• **EXCERPTED PASSAGE**
[Start of section]

The following are some simple examples of SQL++ literals.

Examples
'a string'
"test string"
42

Different from standard SQL, double quotes play the same role as single quotes and may be used for string literals in SQL++.

Variable References

VariableReference     ::= <IDENTIFIER>|<DelimitedIdentifier>
<IDENTIFIER>          ::= <LETTER> (<LETTER> | <DIGIT> | "_" | "$")*
<LETTER>              ::= ["A" - "Z", "a" - "z"]
DelimitedIdentifier   ::= "`" (<EscapeQuot>
                                | <EscapeBslash>
                                | <EscapeSlash>
                                | <EscapeBspace>
                                | <EscapeFormf>
                                | <EscapeNl>
                                | <EscapeCr>
                                | <EscapeTab>
                                | ~["`","\\"])*
                          "`"

A variable in SQL++ can be bound to any legal data model value. A variable reference refers to the value to which an in-scope variable is bound. (E.g., a variable binding may originate from one of the FROM, WITH or LET clauses of a SELECT statement or from an input parameter in the context of a function body.) Backticks, for example, `id`, are used for delimited identifiers. Delimiting is needed when a variable’s desired name clashes with a SQL++ keyword or includes characters not allowed in regular identifiers.

Examples
tweet
id
`SELECT`
`my-function`

Parenthesized Expressions

ParenthesizedExpression ::= "(" Expression ")" | Subquery

An expression can be parenthesized to control the precedence order or otherwise clarify a query. In SQL++, for composability, a subquery is also an parenthesized expression.

The following expression evaluates to the value 2.

Example
( 1 + 1 )

Function Call Expressions

FunctionCallExpression ::= FunctionName "(" ( Expression ( "," Expression )* )? ")"

Functions are included in SQL++, like most languages, as a way to package useful functionality or to componentize complicated or reusable SQL++ computations. A function call is a legal SQL++ query expression that represents the value resulting from the evaluation of its body expression with the given parameter bindings; the parameter value bindings can themselves be any SQL++ expressions.

The following example is a (built-in) function call expression whose value is 8.

Example
length('a string')

[End of section]

[Extracted data entries]
[Start of section]

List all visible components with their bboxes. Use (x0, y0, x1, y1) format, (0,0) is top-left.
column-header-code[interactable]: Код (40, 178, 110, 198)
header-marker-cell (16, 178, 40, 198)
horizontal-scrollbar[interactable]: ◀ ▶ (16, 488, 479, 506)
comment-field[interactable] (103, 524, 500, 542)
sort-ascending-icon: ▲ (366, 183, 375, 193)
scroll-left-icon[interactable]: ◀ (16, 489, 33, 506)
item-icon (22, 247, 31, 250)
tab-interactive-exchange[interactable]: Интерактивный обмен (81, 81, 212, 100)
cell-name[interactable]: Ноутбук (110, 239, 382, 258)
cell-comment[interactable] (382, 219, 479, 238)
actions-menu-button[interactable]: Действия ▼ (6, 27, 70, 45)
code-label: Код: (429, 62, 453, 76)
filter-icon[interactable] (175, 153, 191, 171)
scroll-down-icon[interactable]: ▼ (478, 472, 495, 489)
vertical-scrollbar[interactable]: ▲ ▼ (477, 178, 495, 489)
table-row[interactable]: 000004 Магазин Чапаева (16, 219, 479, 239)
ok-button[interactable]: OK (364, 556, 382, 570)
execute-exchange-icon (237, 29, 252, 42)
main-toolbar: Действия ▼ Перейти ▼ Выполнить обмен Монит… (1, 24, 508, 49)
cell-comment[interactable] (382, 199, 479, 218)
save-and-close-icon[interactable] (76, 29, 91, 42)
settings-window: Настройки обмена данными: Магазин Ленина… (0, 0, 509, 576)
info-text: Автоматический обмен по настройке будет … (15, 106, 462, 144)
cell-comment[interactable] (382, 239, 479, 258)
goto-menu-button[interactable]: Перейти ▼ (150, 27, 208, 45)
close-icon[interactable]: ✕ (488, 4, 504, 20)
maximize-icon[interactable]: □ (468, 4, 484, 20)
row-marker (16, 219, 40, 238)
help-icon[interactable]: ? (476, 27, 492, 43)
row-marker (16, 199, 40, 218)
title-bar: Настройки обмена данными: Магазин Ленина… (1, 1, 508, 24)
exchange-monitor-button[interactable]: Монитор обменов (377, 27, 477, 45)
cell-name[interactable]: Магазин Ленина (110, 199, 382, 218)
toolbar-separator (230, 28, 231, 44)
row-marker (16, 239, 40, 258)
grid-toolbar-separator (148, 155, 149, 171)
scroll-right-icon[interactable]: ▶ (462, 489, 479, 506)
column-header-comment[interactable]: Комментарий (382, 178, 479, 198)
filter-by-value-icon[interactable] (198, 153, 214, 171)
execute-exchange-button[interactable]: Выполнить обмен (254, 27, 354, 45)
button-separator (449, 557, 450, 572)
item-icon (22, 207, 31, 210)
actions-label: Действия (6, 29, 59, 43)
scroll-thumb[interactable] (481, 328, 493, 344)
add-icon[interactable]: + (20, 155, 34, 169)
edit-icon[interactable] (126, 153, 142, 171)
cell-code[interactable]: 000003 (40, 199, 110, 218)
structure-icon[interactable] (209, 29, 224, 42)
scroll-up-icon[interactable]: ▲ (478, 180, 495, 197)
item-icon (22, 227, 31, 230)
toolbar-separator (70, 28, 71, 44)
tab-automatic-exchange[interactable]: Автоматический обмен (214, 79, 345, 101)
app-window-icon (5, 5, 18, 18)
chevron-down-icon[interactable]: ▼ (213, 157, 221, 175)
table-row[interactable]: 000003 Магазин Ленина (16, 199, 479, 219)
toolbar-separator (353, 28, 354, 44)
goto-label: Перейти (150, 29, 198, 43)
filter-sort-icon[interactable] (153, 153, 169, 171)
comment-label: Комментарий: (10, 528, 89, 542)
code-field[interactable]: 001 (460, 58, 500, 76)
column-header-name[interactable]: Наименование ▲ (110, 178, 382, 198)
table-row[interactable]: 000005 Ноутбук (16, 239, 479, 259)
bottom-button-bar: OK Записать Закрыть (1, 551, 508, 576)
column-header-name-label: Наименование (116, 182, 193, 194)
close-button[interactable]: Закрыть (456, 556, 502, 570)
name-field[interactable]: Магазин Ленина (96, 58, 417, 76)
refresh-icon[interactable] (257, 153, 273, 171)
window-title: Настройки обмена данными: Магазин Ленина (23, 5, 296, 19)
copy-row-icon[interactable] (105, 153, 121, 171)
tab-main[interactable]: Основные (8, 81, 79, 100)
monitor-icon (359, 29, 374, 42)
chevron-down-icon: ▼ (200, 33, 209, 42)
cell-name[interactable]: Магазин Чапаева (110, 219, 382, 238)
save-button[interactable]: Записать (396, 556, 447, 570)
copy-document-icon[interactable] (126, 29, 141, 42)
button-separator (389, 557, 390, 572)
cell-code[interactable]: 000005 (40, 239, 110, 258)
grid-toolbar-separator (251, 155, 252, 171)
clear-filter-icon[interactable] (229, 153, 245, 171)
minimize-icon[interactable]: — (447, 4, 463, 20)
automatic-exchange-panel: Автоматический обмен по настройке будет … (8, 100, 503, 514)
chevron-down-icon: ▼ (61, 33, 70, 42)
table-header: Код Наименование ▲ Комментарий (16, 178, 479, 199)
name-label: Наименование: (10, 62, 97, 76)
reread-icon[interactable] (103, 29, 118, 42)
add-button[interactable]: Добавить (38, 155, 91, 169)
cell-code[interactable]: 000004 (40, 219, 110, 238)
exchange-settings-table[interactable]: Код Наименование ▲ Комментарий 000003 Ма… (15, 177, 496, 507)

[End of section]

• **PROBLEM STATEMENT**
Please extract the stretch of the SQL++ reference text from "A variable in" through "an parenthesized expression.", copying it word for word.

• **ANSWER SECTION**
A variable in SQL++ can be bound to any legal data model value. A variable reference refers to the value to which an in-scope variable is bound. (E.g., a variable binding may originate from one of the FROM, WITH or LET clauses of a SELECT statement or from an input parameter in the context of a function body.) Backticks, for example, `id`, are used for delimited identifiers. Delimiting is needed when a variable’s desired name clashes with a SQL++ keyword or includes characters not allowed in regular identifiers.

Examples
tweet
id
`SELECT`
`my-function`

Parenthesized Expressions

ParenthesizedExpression ::= "(" Expression ")" | Subquery

An expression can be parenthesized to control the precedence order or otherwise clarify a query. In SQL++, for composability, a subquery is also an parenthesized expression.